ONTAP Language / Unicode (UTF-8/UTF-16) Questions

markkulacz · ‎2011-03-02

Questions regarding ONTAP handling of different unicode encodings with different file protocols.

Dont ask why Im looking for this info. Sometimes my curiosity drags me down these paths. Since installing NetApp systems is my job, I figure it cant hurt to understand the impact of the configuration settings I chose. This post was also placed on the support community.

If CIFS (using SMB 2.0) is UTF-16, then is ONTAP writing directory and file names using UTF-16?

If NFS v4 is UTF-8, does ONTAP use UTF-8 for writing directory and file names from NFS v4?

When a file name is “converted” to UTF-X on CIFS access, it is suggested this is a "one time" conversion, and the name of file also converted on disk. Is this correct?

If CIFS is using UTF-16, why are the ONTAP volume language codes specified as “en.UTF-8”? If the file and directory names on disk are UTF-8, then does ONTAP always translate UTF-8 to UTF-16 when communicating with a CIFS client?

For environments that are predominantly (or exclusively) NFS, and include many NFS v2/v3, is it ill-advised to turn the convert_ucode option on? It would mean excessive conversion.

In the statement (which was found on the web) – “Data ONTAP converts a directory format from pre-Data ONTAP 4.0 to Unicode”, what is the “pre-Data ONTAP 4.0 format”?

Does the wafl.create_ucode option override the Volume-level create_ucode setting?

Does the wafl.create_ucode option apply to just directories (as suggested in the one doc I found on it), or files and directories?

The NetApp documentation says that when an iSCSI license is added, the volume "create_ucode" option is set to true.

When an iSCSI license is added, Since each volume has a create_ucode, does this mean each volume is updated? Does the system (wafl) create_ucode option also get updated?

PARTIAL ANSWER - I just did a quick test, actually the wafl.create_ucode remains OFF when a iSCSI licesne is added.

markkulacz · ‎2011-04-15

With ONTAP 7.3.5.1 (on a FAS320 install), and using the 8.0 simulator, I have observed that if you license either FCP or iSCSI, the vol0 options for create_ucode and convert_ucode are both set to "off" before the license add, and remain "off" after the license add. This does not align with what is written in NetApp documentation.

For example, the following page "How Data ONTAP Implements a FIbre Channel SAN" (http://now.netapp.com/NOW/knowledge/docs/ontap/rel727/html/ontap/bsag/3ov-f2.htm) states the following -

How Data ONTAP Implements a FIbre Channel SAN

How Data ONTAP supports FCP with clustered systems

Enabled options for cluster configurations

Clustered storage systems in a Fibre Channel SAN require that the following options are enabled to guarantee that takeover and giveback occur quickly enough so that they do not interfere with host requests to the LUNs. These options are automatically enabled (value set to on) when the FCP service is turned on. Do not change them.

vol options create_ucode
cf.takeover.on_panic

After enabling the iscsi service and/or enabling FCP, the options still remain "off".

Since the values of create_ucode and covnert_ucode are inherited from vol0, all new volumes created also have a create_ucode and a convert_ucode of "off".

Since NetApp has not described anywhere WHY this is best practice, its not clear what the impact of it is. Will something not work? WIll this simply lead to a potential performance problem? Must the LUN bes destroyed and re-created if the LUN was initially created on a volume with these options set to "off"? If the LUNs are never accessed with CIFS or NFS, does the LUN remain in a non-unicode format?

(GOAL A)
Answer these questions using the forum thread about ONTAP Unicode handling:
(i) Which ONTAP release and which system was used in the tests described in the 2011-04-15 post?
(ii) According to the partial answer, what is the state of wafl.create_ucode after an iSCSI license is added?
(iii) From which volume do new volumes inherit their create_ucode and convert_ucode values?
The records that follow are separate material and have no connection to the text above.

(SOURCE RECORDS)
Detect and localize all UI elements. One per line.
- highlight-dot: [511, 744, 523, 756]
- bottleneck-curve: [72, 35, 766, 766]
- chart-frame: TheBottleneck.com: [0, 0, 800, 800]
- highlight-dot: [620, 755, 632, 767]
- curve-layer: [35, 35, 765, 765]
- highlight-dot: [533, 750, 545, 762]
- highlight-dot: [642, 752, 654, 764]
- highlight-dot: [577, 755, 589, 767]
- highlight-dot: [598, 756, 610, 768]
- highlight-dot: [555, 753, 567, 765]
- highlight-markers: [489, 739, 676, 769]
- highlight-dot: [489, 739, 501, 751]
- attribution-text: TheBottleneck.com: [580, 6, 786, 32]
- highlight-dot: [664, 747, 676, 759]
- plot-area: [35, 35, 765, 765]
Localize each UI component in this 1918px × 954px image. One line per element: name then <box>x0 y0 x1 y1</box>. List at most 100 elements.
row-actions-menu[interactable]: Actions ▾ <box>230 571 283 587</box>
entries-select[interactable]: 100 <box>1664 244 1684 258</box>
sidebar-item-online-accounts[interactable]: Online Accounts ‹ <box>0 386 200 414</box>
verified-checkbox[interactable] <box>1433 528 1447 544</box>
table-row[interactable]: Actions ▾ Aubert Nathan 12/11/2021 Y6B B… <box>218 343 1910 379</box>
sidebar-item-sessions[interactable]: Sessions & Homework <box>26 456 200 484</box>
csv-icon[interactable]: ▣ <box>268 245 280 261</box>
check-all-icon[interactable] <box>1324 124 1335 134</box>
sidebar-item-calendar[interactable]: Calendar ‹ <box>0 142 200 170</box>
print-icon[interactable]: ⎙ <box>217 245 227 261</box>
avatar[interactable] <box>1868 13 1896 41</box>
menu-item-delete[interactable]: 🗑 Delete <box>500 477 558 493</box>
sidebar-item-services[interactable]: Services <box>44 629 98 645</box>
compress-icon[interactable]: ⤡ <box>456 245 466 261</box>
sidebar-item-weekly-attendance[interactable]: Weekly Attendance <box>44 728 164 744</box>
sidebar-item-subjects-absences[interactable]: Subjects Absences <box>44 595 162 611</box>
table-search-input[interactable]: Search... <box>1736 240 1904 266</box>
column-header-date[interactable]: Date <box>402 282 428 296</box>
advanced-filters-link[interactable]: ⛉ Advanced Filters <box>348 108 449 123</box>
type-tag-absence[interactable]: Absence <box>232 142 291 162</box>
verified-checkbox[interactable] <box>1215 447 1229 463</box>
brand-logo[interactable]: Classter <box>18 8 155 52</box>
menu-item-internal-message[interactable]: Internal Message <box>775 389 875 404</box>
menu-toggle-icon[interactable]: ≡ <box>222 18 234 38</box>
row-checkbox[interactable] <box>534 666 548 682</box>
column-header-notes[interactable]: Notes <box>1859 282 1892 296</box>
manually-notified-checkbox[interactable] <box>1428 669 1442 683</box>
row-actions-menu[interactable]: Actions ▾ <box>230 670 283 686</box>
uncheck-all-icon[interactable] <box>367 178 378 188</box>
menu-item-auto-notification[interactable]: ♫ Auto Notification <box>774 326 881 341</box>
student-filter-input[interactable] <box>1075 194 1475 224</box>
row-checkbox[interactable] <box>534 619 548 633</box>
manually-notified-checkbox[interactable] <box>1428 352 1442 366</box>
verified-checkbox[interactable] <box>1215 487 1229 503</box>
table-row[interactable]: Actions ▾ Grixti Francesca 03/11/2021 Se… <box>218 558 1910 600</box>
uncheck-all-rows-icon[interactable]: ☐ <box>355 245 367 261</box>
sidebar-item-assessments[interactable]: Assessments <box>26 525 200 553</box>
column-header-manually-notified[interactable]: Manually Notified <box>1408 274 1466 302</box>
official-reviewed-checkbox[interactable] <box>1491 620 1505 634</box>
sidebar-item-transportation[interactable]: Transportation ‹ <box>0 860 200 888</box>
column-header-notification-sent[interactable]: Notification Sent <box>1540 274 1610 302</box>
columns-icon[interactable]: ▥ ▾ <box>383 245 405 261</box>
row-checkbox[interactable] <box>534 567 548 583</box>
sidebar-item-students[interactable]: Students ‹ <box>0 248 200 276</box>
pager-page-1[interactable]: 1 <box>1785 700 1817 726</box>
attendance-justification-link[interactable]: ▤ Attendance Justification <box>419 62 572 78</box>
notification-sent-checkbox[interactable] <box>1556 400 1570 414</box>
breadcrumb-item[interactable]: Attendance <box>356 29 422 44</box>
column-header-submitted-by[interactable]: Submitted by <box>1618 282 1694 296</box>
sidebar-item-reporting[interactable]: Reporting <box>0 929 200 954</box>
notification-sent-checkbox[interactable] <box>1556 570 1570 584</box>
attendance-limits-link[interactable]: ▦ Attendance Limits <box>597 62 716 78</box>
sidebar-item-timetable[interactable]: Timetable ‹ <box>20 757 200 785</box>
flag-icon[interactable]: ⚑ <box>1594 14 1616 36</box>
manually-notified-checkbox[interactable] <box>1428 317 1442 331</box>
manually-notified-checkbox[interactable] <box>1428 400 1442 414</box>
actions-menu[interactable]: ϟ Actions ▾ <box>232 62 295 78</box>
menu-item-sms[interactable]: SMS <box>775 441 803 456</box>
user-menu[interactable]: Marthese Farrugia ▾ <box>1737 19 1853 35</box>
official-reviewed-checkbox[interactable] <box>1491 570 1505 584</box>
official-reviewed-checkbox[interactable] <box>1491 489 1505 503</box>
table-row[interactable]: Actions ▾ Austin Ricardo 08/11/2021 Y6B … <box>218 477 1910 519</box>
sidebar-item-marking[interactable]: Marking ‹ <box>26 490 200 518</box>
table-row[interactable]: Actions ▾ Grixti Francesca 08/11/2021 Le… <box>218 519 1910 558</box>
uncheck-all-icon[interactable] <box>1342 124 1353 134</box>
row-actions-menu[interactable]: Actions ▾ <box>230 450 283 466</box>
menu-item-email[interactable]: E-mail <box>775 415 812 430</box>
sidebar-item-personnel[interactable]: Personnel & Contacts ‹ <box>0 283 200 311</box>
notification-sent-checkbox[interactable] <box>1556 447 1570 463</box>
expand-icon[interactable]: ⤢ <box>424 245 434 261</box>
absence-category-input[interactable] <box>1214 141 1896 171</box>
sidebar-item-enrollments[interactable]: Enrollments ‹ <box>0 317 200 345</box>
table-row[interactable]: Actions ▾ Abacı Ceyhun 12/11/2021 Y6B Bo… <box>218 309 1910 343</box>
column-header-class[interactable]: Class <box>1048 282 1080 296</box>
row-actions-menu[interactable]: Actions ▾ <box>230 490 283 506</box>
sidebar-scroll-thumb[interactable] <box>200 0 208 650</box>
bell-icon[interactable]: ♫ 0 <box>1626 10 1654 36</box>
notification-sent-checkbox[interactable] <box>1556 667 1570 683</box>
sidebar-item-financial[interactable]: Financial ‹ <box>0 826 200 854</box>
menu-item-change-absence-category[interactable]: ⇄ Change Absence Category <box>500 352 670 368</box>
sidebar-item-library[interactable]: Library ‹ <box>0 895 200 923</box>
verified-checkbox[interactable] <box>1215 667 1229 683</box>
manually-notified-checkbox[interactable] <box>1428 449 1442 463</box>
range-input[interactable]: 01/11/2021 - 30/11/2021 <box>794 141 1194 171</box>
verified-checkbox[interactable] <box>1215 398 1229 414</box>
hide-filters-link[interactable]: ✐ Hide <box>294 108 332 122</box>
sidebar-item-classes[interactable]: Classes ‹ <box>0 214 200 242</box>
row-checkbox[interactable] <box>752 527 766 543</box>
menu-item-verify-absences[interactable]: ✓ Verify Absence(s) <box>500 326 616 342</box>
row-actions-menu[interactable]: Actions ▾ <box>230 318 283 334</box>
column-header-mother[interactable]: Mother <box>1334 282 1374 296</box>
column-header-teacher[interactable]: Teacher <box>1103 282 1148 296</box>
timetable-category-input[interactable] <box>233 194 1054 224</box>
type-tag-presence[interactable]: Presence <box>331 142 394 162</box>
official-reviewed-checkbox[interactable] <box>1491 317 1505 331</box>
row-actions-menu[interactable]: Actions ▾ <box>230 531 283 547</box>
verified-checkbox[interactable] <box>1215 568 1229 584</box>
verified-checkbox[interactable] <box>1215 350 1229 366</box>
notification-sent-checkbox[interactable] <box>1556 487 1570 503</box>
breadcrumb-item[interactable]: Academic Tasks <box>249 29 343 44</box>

(GOAL B) Rewrite the records from their first line through the line containing "- highlight-dot: [664, 747, 676, 759]", replacing each "highlight-dot" with "highlight-point" and keeping everything else unchanged.

(FINAL ANSWER A)
(i) ONTAP 7.3.5.1 on a FAS320 install, plus the 8.0 simulator.
(ii) It remains OFF.
(iii) vol0.

(FINAL ANSWER B)
Detect and localize all UI elements. One per line.
- highlight-point: [511, 744, 523, 756]
- bottleneck-curve: [72, 35, 766, 766]
- chart-frame: TheBottleneck.com: [0, 0, 800, 800]
- highlight-point: [620, 755, 632, 767]
- curve-layer: [35, 35, 765, 765]
- highlight-point: [533, 750, 545, 762]
- highlight-point: [642, 752, 654, 764]
- highlight-point: [577, 755, 589, 767]
- highlight-point: [598, 756, 610, 768]
- highlight-point: [555, 753, 567, 765]
- highlight-markers: [489, 739, 676, 769]
- highlight-point: [489, 739, 501, 751]
- attribution-text: TheBottleneck.com: [580, 6, 786, 32]
- highlight-point: [664, 747, 676, 759]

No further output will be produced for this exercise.